**Items from a figure collection:**
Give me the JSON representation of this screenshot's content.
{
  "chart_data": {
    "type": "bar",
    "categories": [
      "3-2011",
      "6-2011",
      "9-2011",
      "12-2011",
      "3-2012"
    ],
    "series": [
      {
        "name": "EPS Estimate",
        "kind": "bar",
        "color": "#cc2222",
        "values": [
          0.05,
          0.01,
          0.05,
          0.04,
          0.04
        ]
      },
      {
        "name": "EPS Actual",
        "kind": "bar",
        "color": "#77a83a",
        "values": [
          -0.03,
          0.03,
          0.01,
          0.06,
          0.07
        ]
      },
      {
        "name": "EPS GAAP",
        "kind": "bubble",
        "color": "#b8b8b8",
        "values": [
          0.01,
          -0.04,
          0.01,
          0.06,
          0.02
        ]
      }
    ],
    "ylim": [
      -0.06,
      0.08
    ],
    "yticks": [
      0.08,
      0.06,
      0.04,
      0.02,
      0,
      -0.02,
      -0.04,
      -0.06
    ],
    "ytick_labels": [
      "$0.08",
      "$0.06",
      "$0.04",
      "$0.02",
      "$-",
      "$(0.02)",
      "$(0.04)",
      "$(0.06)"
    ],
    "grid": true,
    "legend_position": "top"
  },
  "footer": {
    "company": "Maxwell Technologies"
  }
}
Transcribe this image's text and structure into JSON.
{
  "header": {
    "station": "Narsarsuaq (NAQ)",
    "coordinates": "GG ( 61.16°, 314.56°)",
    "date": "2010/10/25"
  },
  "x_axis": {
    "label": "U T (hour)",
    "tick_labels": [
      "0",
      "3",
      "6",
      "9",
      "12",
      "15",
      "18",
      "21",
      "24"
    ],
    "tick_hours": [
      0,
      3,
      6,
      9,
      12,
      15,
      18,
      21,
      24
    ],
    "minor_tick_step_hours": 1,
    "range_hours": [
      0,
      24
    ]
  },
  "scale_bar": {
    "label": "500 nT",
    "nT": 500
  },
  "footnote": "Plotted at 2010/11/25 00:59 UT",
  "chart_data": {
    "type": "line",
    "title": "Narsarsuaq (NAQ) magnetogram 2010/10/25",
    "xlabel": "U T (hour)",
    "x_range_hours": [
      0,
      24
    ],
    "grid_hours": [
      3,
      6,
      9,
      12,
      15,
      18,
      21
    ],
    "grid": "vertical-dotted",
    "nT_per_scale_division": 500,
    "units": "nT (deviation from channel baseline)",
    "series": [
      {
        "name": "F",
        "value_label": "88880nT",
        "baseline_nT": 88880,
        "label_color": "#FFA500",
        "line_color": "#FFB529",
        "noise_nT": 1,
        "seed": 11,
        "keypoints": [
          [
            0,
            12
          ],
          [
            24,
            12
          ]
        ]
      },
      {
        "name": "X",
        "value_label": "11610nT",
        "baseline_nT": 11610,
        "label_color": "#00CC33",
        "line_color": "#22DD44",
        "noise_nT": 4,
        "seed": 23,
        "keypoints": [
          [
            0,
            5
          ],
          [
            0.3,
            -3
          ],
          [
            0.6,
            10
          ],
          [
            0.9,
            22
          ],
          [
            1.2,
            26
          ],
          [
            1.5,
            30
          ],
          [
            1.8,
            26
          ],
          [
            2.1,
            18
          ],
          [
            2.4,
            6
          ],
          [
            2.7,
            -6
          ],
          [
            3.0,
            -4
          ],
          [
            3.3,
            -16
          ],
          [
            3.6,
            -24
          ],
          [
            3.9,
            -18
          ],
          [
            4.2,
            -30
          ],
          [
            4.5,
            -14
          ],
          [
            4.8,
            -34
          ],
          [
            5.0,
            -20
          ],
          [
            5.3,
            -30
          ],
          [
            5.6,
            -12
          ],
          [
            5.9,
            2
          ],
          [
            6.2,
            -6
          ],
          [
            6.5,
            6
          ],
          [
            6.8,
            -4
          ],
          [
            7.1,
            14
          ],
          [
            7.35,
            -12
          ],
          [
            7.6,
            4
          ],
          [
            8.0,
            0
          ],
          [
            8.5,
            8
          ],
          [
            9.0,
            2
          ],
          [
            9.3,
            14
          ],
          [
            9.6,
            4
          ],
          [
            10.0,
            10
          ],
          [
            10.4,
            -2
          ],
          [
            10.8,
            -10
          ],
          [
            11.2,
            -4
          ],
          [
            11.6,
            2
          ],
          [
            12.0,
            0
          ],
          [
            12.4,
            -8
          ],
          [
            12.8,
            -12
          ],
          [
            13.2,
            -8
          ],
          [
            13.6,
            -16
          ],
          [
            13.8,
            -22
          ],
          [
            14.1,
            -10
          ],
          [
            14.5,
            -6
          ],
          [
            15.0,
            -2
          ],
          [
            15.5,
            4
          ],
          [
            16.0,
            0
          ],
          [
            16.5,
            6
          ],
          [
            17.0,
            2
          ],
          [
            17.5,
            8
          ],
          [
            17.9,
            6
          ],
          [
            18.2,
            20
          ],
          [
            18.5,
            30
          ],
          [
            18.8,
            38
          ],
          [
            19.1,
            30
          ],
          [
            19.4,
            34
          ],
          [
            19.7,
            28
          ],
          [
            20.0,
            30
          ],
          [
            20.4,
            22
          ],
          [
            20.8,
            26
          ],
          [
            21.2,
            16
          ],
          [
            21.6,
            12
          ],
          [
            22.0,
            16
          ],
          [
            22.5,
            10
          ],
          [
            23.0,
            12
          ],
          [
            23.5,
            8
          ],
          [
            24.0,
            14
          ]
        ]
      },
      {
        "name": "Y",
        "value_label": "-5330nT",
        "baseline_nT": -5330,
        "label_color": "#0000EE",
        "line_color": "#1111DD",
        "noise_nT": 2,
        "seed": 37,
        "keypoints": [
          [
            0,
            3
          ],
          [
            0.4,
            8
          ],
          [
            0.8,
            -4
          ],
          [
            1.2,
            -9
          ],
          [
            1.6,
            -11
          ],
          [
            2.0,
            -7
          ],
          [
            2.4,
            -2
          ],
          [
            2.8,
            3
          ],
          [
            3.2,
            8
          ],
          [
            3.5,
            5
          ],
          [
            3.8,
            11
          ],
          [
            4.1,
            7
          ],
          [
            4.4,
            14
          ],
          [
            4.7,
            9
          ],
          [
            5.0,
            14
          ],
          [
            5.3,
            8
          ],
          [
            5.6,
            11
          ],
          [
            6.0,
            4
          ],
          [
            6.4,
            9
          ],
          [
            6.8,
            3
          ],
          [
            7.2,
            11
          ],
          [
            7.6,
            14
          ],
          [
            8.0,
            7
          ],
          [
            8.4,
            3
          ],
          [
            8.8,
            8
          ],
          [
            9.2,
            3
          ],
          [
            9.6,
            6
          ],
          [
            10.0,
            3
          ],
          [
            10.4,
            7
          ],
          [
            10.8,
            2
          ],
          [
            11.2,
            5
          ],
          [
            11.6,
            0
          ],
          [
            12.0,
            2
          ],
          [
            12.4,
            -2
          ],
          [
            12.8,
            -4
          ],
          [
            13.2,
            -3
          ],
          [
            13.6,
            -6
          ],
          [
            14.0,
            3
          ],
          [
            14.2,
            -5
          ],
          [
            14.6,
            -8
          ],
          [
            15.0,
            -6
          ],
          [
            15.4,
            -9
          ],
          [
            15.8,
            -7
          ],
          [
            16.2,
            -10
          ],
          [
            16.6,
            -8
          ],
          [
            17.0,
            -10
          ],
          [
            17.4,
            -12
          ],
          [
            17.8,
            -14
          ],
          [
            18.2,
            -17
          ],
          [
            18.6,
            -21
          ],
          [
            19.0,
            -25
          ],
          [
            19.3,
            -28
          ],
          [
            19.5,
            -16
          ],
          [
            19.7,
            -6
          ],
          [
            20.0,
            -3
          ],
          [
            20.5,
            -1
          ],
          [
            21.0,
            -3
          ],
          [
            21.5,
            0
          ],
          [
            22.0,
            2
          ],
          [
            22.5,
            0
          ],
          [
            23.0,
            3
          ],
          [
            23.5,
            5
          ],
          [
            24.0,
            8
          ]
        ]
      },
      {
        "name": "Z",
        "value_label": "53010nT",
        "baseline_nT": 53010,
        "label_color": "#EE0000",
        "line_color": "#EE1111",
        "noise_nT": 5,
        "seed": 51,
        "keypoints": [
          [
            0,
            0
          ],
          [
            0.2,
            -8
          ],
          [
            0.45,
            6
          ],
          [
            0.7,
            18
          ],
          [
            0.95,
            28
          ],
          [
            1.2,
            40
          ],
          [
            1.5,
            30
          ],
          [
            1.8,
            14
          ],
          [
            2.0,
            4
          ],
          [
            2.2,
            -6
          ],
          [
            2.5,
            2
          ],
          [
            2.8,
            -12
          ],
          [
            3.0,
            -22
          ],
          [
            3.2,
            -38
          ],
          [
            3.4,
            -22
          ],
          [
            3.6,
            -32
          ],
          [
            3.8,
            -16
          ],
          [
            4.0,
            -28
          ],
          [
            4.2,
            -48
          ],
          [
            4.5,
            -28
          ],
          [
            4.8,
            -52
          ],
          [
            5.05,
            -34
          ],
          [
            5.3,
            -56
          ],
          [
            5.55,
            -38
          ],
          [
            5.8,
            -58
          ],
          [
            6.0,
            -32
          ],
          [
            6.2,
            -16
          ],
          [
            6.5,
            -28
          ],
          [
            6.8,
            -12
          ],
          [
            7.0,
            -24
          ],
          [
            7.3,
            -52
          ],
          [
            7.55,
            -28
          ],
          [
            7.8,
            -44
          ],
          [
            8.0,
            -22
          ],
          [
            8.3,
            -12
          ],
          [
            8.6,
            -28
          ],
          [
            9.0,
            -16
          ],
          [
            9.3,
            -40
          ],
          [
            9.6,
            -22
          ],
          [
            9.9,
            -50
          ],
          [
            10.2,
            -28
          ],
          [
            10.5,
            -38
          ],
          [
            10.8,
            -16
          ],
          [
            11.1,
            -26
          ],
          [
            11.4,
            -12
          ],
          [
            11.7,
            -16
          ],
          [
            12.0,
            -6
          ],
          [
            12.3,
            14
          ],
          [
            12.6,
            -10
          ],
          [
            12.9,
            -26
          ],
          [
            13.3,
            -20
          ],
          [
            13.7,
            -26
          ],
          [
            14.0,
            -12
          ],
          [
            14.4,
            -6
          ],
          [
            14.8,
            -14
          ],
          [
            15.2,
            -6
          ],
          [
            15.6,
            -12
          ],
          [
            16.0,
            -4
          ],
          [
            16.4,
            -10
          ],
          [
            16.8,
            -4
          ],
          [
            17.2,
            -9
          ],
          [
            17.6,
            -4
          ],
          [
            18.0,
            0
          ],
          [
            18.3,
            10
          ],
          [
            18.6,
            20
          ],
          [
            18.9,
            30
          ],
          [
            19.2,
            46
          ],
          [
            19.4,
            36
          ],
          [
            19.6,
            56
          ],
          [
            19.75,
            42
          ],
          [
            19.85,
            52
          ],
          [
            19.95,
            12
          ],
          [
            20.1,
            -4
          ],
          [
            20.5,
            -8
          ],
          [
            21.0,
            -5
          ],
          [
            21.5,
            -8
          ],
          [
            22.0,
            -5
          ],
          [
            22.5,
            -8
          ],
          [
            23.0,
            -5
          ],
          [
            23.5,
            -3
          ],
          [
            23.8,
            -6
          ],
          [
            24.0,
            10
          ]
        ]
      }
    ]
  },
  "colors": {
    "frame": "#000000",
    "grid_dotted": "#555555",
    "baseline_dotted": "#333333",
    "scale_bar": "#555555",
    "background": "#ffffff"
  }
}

**Short task:**
Tally up how many lines in the preceding listing contain the word "name". Give nothing but the number.

**Full output:**
7